INSTRUÇÕES DE TRABALHO -
Segundo o texto sobre o programa de saúde oral, com que frequência as escolas incluídas no programa administram flúor aos alunos?

As críticas foram comunicadas à margem do Congresso da Ordem dos Médicos Dentistas, que decorreu no passado mês de Novembro, por um dos representantes da Ordem dos Médicos Dentistas (OMD) no grupo de análise do programa de saúde oral, Paulo Rompante, segundo notícia do “Diário Digital”.
Uma das críticas anunciadas pelos profissionais do sector consiste na etapa básica e essencial deste programa que fomenta a escovagem diária na escola, uma medida que não está a ser implementada em grande parte das instituições.
«Como o programa foi concebido, só tinham direito a aceder às outras etapas do programa as escolas que promovessem a escovagem diária, nenhum programa funciona se esta escovagem não for promovida», comentou o especialista Paulo Rompante.
O argumento invocado por algumas escolas de que não têm condições para promover a saúde oral não é aceite entre os médicos dentistas. «Se uma escola não tem condições para isto, então quase mais vale fechar a escola», criticou Frias Bulhosa, outro elemento da OMD que integrou o grupo de análise que fez propostas ao ministro da Saúde.
E mais: de acordo com o especialista, para escovar os dentes basta apenas que os alunos tenham uma escova e pasta, sendo o uso de água dispensável. Além da escovagem, as escolas incluídas no programa de saúde oral promovem a administração de flúor quinzenalmente entre os alunos.
A etapa seguinte assenta na selecção das crianças que devem colocar selante nos dentes. Contudo, segundo a OMD, também aqui existem falhas no programa, uma vez que, antes do selante, é necessário detectar se a criança tem cáries em desenvolvimento, um procedimento que deve ser realizado por um médico dentista, que não está presente na escola.
«A selecção das crianças nem sempre é feita por profissionais qualificados. Actualmente isso é a maior parte das vezes feito pelas equipas de saúde escolar, que muitas vezes nem têm sequer um higienista oral», afirmou Paulo Rompante.

Entradas armazenadas
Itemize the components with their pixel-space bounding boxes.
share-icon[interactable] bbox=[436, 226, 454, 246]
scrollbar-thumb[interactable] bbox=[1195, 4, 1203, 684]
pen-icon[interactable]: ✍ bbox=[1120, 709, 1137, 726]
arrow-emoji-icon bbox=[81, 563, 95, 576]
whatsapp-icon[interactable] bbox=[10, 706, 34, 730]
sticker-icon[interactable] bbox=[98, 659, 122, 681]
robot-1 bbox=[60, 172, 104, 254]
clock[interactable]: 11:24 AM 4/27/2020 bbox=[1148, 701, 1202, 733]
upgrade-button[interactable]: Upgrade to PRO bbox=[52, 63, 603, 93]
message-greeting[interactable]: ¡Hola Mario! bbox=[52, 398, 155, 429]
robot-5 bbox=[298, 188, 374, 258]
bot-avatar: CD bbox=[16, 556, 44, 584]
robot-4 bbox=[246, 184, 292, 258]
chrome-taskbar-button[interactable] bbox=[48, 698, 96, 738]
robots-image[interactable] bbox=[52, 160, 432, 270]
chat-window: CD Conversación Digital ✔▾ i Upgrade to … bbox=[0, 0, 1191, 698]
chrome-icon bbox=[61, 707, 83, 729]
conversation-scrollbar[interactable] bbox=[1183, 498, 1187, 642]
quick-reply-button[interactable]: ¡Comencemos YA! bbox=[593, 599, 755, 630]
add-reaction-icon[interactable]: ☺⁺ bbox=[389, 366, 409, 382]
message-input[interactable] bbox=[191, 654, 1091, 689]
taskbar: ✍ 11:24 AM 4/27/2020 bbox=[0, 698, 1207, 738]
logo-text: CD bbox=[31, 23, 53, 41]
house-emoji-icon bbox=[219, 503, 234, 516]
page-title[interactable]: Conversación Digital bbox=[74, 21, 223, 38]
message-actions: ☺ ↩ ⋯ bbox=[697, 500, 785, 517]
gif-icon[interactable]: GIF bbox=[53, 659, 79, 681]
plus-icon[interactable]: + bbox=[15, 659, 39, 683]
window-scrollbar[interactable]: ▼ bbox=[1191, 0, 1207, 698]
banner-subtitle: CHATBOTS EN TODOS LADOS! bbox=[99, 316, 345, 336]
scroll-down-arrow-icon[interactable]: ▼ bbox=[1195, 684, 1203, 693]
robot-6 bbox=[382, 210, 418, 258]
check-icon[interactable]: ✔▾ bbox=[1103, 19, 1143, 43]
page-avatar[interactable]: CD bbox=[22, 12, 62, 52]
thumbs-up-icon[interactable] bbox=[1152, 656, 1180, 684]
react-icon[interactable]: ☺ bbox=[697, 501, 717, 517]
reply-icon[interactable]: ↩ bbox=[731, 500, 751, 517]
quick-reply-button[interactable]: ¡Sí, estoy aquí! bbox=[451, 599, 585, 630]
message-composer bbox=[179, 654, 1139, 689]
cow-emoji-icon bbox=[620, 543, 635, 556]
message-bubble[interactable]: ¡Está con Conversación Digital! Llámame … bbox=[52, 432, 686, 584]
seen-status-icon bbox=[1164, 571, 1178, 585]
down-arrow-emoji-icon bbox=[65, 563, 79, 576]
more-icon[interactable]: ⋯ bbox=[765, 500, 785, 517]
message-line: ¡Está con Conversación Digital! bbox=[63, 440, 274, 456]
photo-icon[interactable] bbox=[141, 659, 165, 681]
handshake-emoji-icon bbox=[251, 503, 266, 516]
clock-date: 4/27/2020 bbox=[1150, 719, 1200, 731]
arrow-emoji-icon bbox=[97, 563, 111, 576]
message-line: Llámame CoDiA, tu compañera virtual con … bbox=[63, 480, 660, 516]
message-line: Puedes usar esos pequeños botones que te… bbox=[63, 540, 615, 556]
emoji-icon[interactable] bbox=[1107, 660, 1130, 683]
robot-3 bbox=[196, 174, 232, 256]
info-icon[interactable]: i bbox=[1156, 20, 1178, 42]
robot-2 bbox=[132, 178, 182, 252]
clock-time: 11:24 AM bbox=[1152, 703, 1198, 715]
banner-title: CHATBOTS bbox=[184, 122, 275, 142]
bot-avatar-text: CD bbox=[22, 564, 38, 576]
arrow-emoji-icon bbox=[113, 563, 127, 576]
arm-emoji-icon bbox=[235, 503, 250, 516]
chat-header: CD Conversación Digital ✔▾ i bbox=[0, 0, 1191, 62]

RESPOSTA DO EXERCÍCIO -
As escolas administram flúor aos alunos quinzenalmente.